╔══

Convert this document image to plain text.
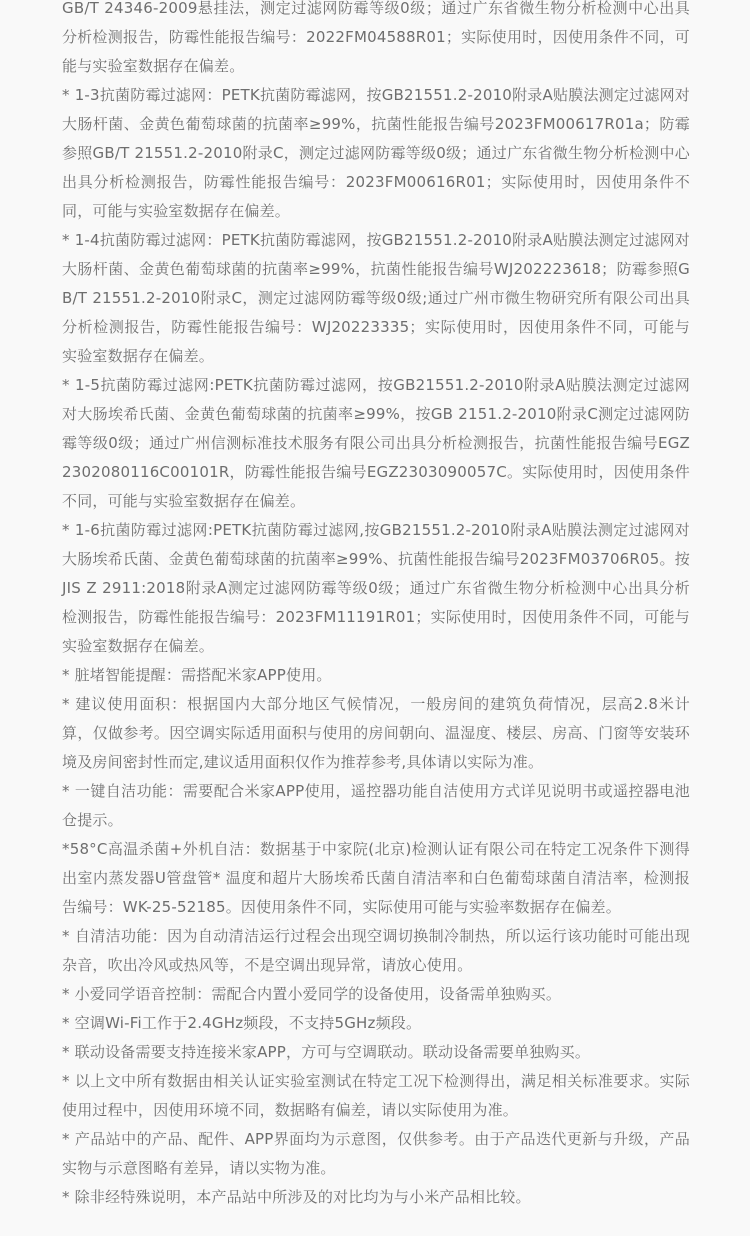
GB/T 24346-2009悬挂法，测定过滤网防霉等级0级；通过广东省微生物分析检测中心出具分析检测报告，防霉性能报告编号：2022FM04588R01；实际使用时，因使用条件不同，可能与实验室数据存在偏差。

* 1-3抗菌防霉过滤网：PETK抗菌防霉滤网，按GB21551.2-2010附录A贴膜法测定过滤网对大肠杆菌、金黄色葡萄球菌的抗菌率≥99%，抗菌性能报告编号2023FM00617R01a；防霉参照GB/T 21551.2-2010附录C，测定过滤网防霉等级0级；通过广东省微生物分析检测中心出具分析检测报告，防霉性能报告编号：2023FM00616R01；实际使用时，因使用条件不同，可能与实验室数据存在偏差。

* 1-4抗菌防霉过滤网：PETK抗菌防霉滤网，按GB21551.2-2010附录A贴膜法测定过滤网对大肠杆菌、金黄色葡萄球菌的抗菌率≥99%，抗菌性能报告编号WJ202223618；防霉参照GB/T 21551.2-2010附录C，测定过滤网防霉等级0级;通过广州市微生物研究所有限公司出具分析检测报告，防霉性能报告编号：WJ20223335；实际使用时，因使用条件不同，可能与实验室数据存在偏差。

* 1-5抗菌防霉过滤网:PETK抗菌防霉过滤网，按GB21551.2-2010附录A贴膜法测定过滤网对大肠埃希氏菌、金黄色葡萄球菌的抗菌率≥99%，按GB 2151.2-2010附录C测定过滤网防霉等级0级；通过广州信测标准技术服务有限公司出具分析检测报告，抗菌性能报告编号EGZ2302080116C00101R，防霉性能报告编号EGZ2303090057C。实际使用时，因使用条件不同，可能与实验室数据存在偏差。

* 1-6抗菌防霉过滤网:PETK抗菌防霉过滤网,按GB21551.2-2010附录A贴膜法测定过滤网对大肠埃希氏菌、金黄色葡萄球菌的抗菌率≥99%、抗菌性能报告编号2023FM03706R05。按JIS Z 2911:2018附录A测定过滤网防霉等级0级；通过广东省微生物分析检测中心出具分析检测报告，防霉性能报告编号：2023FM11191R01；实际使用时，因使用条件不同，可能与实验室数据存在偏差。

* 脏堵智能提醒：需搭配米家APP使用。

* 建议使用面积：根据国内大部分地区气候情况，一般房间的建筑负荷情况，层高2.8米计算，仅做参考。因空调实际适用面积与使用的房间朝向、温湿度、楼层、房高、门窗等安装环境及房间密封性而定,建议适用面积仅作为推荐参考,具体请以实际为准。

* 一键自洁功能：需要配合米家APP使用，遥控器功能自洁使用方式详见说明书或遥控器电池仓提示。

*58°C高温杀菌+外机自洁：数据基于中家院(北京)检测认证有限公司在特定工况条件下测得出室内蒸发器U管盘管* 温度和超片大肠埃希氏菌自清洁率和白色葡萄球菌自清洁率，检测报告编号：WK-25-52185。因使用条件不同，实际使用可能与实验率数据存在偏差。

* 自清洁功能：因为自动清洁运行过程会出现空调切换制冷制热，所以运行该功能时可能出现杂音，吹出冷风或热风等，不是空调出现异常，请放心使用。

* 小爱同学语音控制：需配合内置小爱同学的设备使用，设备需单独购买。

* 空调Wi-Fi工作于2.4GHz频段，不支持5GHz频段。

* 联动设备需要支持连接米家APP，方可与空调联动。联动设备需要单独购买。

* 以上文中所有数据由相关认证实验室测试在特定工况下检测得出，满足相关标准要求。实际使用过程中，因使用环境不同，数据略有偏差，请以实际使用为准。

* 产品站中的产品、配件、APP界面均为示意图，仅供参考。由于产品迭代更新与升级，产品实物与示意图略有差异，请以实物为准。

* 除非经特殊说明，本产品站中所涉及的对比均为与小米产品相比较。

╚══
╔══

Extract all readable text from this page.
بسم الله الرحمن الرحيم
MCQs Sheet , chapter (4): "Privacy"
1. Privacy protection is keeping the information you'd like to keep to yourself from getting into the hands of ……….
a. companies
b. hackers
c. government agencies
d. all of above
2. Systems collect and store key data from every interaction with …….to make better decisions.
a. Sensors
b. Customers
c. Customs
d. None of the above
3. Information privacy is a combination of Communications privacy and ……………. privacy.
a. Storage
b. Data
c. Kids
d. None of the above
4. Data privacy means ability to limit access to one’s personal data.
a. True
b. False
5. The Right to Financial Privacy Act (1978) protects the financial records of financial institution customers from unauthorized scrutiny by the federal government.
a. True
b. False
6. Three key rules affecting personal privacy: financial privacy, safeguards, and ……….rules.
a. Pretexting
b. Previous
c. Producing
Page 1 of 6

╚══

* **Task requirements**
Where a line of the material above holds the string "personal", copy that line.

* **Worked solution**
4. Data privacy means ability to limit access to one’s personal data.
6. Three key rules affecting personal privacy: financial privacy, safeguards, and ……….rules.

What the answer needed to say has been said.